**EXERCISE INSTRUCTIONS**
Write out all of the entries that follow, word for word, but skip the pictures.

A run of records
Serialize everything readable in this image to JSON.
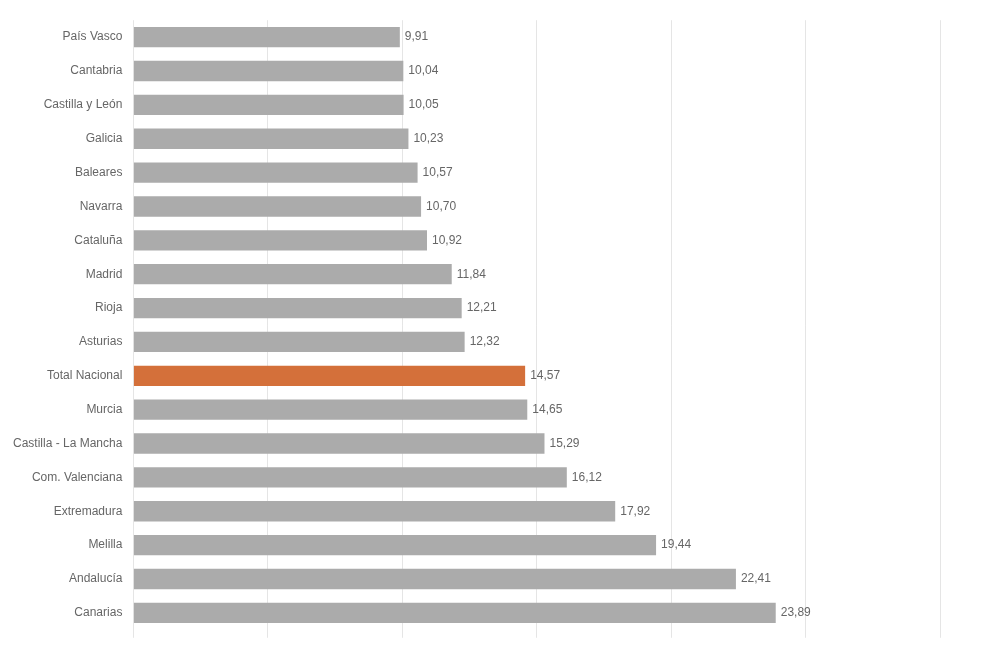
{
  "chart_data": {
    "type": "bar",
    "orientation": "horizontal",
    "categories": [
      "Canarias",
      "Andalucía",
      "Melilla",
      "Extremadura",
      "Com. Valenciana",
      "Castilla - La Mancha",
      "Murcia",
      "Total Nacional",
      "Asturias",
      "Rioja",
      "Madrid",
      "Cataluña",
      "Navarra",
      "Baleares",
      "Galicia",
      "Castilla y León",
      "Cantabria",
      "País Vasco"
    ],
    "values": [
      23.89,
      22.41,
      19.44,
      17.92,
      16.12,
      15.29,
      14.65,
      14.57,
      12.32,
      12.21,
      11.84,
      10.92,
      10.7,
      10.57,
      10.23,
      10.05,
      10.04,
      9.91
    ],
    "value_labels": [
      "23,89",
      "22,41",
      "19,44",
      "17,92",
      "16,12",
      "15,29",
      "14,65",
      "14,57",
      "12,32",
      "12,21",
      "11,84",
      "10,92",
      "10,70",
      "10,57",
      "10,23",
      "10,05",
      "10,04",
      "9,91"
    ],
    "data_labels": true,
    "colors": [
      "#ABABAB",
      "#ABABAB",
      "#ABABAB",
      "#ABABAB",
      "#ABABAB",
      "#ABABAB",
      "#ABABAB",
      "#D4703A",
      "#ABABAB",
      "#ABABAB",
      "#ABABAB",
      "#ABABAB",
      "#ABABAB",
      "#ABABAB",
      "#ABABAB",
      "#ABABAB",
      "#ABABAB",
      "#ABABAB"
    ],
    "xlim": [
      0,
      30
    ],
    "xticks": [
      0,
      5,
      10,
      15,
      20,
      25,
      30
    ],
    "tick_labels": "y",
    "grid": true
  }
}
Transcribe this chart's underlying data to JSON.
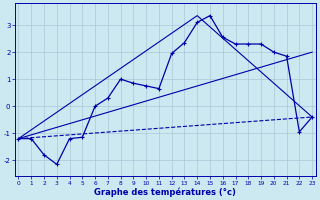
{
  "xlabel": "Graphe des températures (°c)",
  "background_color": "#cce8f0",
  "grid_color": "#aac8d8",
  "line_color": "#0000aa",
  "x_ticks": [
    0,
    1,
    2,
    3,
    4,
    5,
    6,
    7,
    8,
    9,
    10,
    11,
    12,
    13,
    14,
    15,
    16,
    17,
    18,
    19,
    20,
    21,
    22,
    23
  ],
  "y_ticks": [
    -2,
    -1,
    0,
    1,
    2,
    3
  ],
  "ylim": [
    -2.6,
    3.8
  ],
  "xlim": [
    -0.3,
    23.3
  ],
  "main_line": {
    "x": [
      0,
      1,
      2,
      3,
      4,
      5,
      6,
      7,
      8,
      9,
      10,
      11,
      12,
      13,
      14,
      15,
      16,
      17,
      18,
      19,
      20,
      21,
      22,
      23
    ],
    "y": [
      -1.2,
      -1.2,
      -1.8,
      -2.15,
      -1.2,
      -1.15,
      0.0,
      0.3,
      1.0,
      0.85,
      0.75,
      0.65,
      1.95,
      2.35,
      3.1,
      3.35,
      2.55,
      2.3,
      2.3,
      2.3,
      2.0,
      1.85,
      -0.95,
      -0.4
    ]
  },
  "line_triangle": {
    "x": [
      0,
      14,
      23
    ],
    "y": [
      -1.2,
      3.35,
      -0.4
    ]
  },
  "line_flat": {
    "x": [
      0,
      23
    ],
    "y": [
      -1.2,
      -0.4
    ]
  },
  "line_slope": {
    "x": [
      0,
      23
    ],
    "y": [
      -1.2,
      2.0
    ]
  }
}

**CORRECT ANSWER**
Serialize everything readable in this image to JSON.
{
  "chart_data": {
    "type": "bar",
    "orientation": "horizontal",
    "categories": [
      "Canarias",
      "Andalucía",
      "Melilla",
      "Extremadura",
      "Com. Valenciana",
      "Castilla - La Mancha",
      "Murcia",
      "Total Nacional",
      "Asturias",
      "Rioja",
      "Madrid",
      "Cataluña",
      "Navarra",
      "Baleares",
      "Galicia",
      "Castilla y León",
      "Cantabria",
      "País Vasco"
    ],
    "values": [
      23.89,
      22.41,
      19.44,
      17.92,
      16.12,
      15.29,
      14.65,
      14.57,
      12.32,
      12.21,
      11.84,
      10.92,
      10.7,
      10.57,
      10.23,
      10.05,
      10.04,
      9.91
    ],
    "value_labels": [
      "23,89",
      "22,41",
      "19,44",
      "17,92",
      "16,12",
      "15,29",
      "14,65",
      "14,57",
      "12,32",
      "12,21",
      "11,84",
      "10,92",
      "10,70",
      "10,57",
      "10,23",
      "10,05",
      "10,04",
      "9,91"
    ],
    "data_labels": true,
    "colors": [
      "#ABABAB",
      "#ABABAB",
      "#ABABAB",
      "#ABABAB",
      "#ABABAB",
      "#ABABAB",
      "#ABABAB",
      "#D4703A",
      "#ABABAB",
      "#ABABAB",
      "#ABABAB",
      "#ABABAB",
      "#ABABAB",
      "#ABABAB",
      "#ABABAB",
      "#ABABAB",
      "#ABABAB",
      "#ABABAB"
    ],
    "xlim": [
      0,
      30
    ],
    "xticks": [
      0,
      5,
      10,
      15,
      20,
      25,
      30
    ],
    "tick_labels": "y",
    "grid": true
  }
}
Transcribe this chart's underlying data to JSON.
{
  "xlabel": "Graphe des températures (°c)",
  "background_color": "#cce8f0",
  "grid_color": "#aac8d8",
  "line_color": "#0000aa",
  "x_ticks": [
    0,
    1,
    2,
    3,
    4,
    5,
    6,
    7,
    8,
    9,
    10,
    11,
    12,
    13,
    14,
    15,
    16,
    17,
    18,
    19,
    20,
    21,
    22,
    23
  ],
  "y_ticks": [
    -2,
    -1,
    0,
    1,
    2,
    3
  ],
  "ylim": [
    -2.6,
    3.8
  ],
  "xlim": [
    -0.3,
    23.3
  ],
  "main_line": {
    "x": [
      0,
      1,
      2,
      3,
      4,
      5,
      6,
      7,
      8,
      9,
      10,
      11,
      12,
      13,
      14,
      15,
      16,
      17,
      18,
      19,
      20,
      21,
      22,
      23
    ],
    "y": [
      -1.2,
      -1.2,
      -1.8,
      -2.15,
      -1.2,
      -1.15,
      0.0,
      0.3,
      1.0,
      0.85,
      0.75,
      0.65,
      1.95,
      2.35,
      3.1,
      3.35,
      2.55,
      2.3,
      2.3,
      2.3,
      2.0,
      1.85,
      -0.95,
      -0.4
    ]
  },
  "line_triangle": {
    "x": [
      0,
      14,
      23
    ],
    "y": [
      -1.2,
      3.35,
      -0.4
    ]
  },
  "line_flat": {
    "x": [
      0,
      23
    ],
    "y": [
      -1.2,
      -0.4
    ]
  },
  "line_slope": {
    "x": [
      0,
      23
    ],
    "y": [
      -1.2,
      2.0
    ]
  }
}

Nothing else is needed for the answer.